DESCRIPTION OF THE TASK
Copy out all of the data exactly as it appears.

RECORDS TO USE
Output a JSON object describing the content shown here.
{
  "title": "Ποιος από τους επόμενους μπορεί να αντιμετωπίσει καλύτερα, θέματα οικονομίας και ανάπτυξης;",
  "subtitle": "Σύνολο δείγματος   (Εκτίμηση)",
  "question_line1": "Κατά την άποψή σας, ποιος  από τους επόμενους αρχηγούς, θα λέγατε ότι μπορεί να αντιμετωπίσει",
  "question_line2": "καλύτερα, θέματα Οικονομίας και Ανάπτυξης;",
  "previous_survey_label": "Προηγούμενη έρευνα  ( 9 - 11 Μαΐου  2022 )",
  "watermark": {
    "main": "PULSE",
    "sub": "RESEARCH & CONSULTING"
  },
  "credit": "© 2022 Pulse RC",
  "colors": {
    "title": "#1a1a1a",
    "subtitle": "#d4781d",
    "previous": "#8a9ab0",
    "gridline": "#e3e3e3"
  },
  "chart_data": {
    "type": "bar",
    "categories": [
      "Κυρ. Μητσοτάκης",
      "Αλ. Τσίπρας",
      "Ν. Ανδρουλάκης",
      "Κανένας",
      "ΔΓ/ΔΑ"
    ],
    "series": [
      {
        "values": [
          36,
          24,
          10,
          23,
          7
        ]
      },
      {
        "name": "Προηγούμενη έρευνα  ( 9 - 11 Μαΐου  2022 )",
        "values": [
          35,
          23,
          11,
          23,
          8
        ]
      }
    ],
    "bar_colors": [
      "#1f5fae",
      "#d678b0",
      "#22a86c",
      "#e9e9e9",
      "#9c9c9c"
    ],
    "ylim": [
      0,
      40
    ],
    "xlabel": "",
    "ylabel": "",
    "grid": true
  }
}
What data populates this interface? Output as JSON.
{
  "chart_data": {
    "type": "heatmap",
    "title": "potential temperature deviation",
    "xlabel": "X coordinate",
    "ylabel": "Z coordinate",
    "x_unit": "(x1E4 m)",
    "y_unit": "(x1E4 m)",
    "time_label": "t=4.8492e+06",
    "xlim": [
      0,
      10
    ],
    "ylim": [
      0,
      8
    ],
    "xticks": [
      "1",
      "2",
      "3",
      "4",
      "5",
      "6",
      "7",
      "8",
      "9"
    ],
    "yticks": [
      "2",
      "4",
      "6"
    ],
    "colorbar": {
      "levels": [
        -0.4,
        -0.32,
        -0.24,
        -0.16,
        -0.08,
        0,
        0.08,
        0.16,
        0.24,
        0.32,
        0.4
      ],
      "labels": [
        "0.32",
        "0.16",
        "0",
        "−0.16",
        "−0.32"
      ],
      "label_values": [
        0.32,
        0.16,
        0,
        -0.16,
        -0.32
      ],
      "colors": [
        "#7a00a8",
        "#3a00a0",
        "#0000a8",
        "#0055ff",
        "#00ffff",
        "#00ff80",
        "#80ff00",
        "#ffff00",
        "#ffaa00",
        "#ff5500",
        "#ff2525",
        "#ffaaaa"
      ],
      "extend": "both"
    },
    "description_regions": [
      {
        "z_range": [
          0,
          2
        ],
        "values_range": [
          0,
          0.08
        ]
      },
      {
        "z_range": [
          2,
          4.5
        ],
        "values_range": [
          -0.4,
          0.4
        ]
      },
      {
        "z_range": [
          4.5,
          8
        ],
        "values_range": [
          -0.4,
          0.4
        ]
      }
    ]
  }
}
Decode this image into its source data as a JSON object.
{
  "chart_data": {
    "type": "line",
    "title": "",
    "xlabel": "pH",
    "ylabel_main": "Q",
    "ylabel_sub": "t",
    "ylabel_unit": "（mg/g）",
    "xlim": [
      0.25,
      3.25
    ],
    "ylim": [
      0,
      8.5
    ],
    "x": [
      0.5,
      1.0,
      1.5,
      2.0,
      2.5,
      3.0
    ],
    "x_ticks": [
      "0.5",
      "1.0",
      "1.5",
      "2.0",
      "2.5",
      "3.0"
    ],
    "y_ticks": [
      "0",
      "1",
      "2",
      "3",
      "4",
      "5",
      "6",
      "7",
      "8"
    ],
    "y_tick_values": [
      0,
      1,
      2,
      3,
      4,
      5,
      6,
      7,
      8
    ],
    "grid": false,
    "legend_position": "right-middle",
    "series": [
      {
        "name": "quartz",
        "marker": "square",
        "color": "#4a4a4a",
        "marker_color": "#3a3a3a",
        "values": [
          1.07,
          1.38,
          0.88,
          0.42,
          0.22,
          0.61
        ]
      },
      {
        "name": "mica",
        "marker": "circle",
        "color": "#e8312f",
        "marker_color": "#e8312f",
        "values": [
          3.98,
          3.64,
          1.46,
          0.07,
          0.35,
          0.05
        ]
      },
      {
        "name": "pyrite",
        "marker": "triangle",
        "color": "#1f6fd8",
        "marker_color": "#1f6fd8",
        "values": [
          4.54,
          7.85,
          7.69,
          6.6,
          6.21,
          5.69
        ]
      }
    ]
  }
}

TASK RESPONSE
Output a JSON object describing the content shown here.
{
  "title": "Ποιος από τους επόμενους μπορεί να αντιμετωπίσει καλύτερα, θέματα οικονομίας και ανάπτυξης;",
  "subtitle": "Σύνολο δείγματος   (Εκτίμηση)",
  "question_line1": "Κατά την άποψή σας, ποιος  από τους επόμενους αρχηγούς, θα λέγατε ότι μπορεί να αντιμετωπίσει",
  "question_line2": "καλύτερα, θέματα Οικονομίας και Ανάπτυξης;",
  "previous_survey_label": "Προηγούμενη έρευνα  ( 9 - 11 Μαΐου  2022 )",
  "watermark": {
    "main": "PULSE",
    "sub": "RESEARCH & CONSULTING"
  },
  "credit": "© 2022 Pulse RC",
  "colors": {
    "title": "#1a1a1a",
    "subtitle": "#d4781d",
    "previous": "#8a9ab0",
    "gridline": "#e3e3e3"
  },
  "chart_data": {
    "type": "bar",
    "categories": [
      "Κυρ. Μητσοτάκης",
      "Αλ. Τσίπρας",
      "Ν. Ανδρουλάκης",
      "Κανένας",
      "ΔΓ/ΔΑ"
    ],
    "series": [
      {
        "values": [
          36,
          24,
          10,
          23,
          7
        ]
      },
      {
        "name": "Προηγούμενη έρευνα  ( 9 - 11 Μαΐου  2022 )",
        "values": [
          35,
          23,
          11,
          23,
          8
        ]
      }
    ],
    "bar_colors": [
      "#1f5fae",
      "#d678b0",
      "#22a86c",
      "#e9e9e9",
      "#9c9c9c"
    ],
    "ylim": [
      0,
      40
    ],
    "xlabel": "",
    "ylabel": "",
    "grid": true
  }
}
What data populates this interface? Output as JSON.
{
  "chart_data": {
    "type": "heatmap",
    "title": "potential temperature deviation",
    "xlabel": "X coordinate",
    "ylabel": "Z coordinate",
    "x_unit": "(x1E4 m)",
    "y_unit": "(x1E4 m)",
    "time_label": "t=4.8492e+06",
    "xlim": [
      0,
      10
    ],
    "ylim": [
      0,
      8
    ],
    "xticks": [
      "1",
      "2",
      "3",
      "4",
      "5",
      "6",
      "7",
      "8",
      "9"
    ],
    "yticks": [
      "2",
      "4",
      "6"
    ],
    "colorbar": {
      "levels": [
        -0.4,
        -0.32,
        -0.24,
        -0.16,
        -0.08,
        0,
        0.08,
        0.16,
        0.24,
        0.32,
        0.4
      ],
      "labels": [
        "0.32",
        "0.16",
        "0",
        "−0.16",
        "−0.32"
      ],
      "label_values": [
        0.32,
        0.16,
        0,
        -0.16,
        -0.32
      ],
      "colors": [
        "#7a00a8",
        "#3a00a0",
        "#0000a8",
        "#0055ff",
        "#00ffff",
        "#00ff80",
        "#80ff00",
        "#ffff00",
        "#ffaa00",
        "#ff5500",
        "#ff2525",
        "#ffaaaa"
      ],
      "extend": "both"
    },
    "description_regions": [
      {
        "z_range": [
          0,
          2
        ],
        "values_range": [
          0,
          0.08
        ]
      },
      {
        "z_range": [
          2,
          4.5
        ],
        "values_range": [
          -0.4,
          0.4
        ]
      },
      {
        "z_range": [
          4.5,
          8
        ],
        "values_range": [
          -0.4,
          0.4
        ]
      }
    ]
  }
}
Decode this image into its source data as a JSON object.
{
  "chart_data": {
    "type": "line",
    "title": "",
    "xlabel": "pH",
    "ylabel_main": "Q",
    "ylabel_sub": "t",
    "ylabel_unit": "（mg/g）",
    "xlim": [
      0.25,
      3.25
    ],
    "ylim": [
      0,
      8.5
    ],
    "x": [
      0.5,
      1.0,
      1.5,
      2.0,
      2.5,
      3.0
    ],
    "x_ticks": [
      "0.5",
      "1.0",
      "1.5",
      "2.0",
      "2.5",
      "3.0"
    ],
    "y_ticks": [
      "0",
      "1",
      "2",
      "3",
      "4",
      "5",
      "6",
      "7",
      "8"
    ],
    "y_tick_values": [
      0,
      1,
      2,
      3,
      4,
      5,
      6,
      7,
      8
    ],
    "grid": false,
    "legend_position": "right-middle",
    "series": [
      {
        "name": "quartz",
        "marker": "square",
        "color": "#4a4a4a",
        "marker_color": "#3a3a3a",
        "values": [
          1.07,
          1.38,
          0.88,
          0.42,
          0.22,
          0.61
        ]
      },
      {
        "name": "mica",
        "marker": "circle",
        "color": "#e8312f",
        "marker_color": "#e8312f",
        "values": [
          3.98,
          3.64,
          1.46,
          0.07,
          0.35,
          0.05
        ]
      },
      {
        "name": "pyrite",
        "marker": "triangle",
        "color": "#1f6fd8",
        "marker_color": "#1f6fd8",
        "values": [
          4.54,
          7.85,
          7.69,
          6.6,
          6.21,
          5.69
        ]
      }
    ]
  }
}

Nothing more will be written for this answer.